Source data
######

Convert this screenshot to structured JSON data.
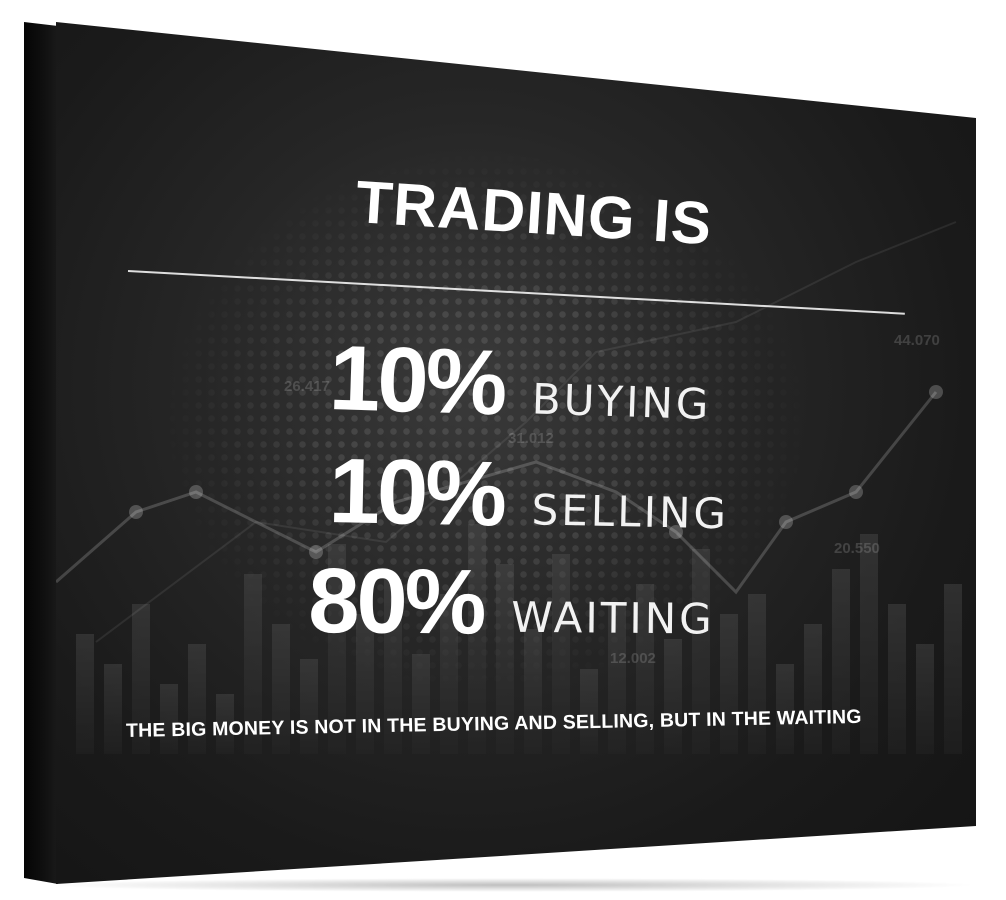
{
  "poster": {
    "title": "TRADING IS",
    "stats": [
      {
        "percent": "10%",
        "label": "BUYING"
      },
      {
        "percent": "10%",
        "label": "SELLING"
      },
      {
        "percent": "80%",
        "label": "WAITING"
      }
    ],
    "tagline": "THE BIG MONEY IS NOT IN THE BUYING AND SELLING, BUT IN THE WAITING",
    "background_numbers": [
      "26.417",
      "31.012",
      "44.070",
      "20.550",
      "12.002"
    ]
  },
  "colors": {
    "background": "#1a1a1a",
    "text": "#ffffff",
    "frame": "#ffffff"
  }
}
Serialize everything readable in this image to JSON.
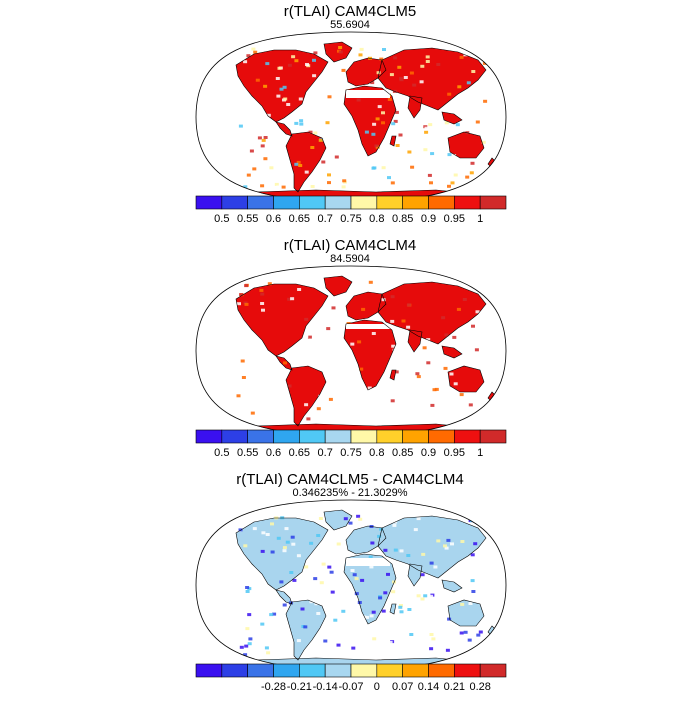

######

### WHAT IS ASKED
Transcribe the full listing above exactly as it stands, minus the pictures.

### TASK RESULT
Convert this screenshot to structured JSON data.
{
  "poster": {
    "title": "TRADING IS",
    "stats": [
      {
        "percent": "10%",
        "label": "BUYING"
      },
      {
        "percent": "10%",
        "label": "SELLING"
      },
      {
        "percent": "80%",
        "label": "WAITING"
      }
    ],
    "tagline": "THE BIG MONEY IS NOT IN THE BUYING AND SELLING, BUT IN THE WAITING",
    "background_numbers": [
      "26.417",
      "31.012",
      "44.070",
      "20.550",
      "12.002"
    ]
  },
  "colors": {
    "background": "#1a1a1a",
    "text": "#ffffff",
    "frame": "#ffffff"
  }
}
Serialize everything readable in this image to JSON.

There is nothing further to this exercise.